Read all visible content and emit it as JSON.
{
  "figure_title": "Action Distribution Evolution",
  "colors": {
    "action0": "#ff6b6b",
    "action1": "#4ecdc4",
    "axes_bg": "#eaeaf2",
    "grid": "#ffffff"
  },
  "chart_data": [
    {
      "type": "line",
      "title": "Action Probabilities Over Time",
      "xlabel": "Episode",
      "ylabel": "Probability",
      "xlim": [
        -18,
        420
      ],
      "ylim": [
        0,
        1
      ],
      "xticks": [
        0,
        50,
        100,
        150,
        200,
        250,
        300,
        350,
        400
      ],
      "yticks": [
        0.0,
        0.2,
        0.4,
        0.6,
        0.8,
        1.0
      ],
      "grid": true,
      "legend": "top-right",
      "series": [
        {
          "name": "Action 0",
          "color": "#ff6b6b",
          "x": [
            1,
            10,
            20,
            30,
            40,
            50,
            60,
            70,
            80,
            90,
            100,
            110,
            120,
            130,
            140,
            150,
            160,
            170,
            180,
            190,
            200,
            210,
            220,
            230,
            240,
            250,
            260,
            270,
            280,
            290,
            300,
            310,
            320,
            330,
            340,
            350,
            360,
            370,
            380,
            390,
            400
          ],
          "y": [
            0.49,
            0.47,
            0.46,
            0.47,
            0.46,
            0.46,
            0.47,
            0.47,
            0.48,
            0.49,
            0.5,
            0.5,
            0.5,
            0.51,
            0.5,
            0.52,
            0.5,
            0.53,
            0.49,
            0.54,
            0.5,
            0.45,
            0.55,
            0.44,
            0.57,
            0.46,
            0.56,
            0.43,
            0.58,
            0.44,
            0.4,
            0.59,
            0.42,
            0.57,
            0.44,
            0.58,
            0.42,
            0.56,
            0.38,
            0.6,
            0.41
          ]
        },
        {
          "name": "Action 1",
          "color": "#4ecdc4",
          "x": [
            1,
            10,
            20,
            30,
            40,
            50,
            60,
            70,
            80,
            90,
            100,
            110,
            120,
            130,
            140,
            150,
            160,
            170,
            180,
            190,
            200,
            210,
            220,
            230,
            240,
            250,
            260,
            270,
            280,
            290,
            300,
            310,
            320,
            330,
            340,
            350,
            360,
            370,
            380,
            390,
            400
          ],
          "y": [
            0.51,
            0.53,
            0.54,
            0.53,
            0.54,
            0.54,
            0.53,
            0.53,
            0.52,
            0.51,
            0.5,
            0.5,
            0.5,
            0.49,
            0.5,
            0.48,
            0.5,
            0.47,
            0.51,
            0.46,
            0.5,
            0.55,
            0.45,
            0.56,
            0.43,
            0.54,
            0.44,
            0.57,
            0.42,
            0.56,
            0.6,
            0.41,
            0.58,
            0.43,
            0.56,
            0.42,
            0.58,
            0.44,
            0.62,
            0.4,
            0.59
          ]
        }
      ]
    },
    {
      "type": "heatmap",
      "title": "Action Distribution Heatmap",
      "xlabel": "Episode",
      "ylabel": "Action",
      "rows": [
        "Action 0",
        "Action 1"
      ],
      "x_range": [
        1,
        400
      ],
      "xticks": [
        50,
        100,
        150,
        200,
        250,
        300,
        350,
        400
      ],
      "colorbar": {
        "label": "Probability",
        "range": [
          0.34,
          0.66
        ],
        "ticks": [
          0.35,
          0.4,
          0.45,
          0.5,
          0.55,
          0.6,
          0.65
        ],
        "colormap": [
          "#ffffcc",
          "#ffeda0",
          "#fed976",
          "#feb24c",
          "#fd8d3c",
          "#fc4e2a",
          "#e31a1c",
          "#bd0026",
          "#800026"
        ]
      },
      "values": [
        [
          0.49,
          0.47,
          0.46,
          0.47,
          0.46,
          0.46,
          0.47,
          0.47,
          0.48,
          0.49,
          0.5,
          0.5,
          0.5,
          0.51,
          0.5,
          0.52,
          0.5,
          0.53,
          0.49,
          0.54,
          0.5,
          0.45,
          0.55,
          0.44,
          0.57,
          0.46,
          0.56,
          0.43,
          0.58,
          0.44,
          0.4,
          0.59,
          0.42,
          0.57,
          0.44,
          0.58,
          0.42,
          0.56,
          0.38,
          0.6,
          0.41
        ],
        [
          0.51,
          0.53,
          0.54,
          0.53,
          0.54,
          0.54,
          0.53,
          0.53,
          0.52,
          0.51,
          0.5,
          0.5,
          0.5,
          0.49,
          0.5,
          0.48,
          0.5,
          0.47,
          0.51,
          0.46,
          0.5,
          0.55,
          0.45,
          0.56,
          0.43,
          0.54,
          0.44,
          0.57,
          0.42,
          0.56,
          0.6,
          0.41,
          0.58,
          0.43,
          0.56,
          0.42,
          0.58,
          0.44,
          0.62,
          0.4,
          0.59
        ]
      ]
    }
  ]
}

[Written request]:
Work through the records above line by line and count those that hold the string "Distribution". Give only the result.

[Written response]:
2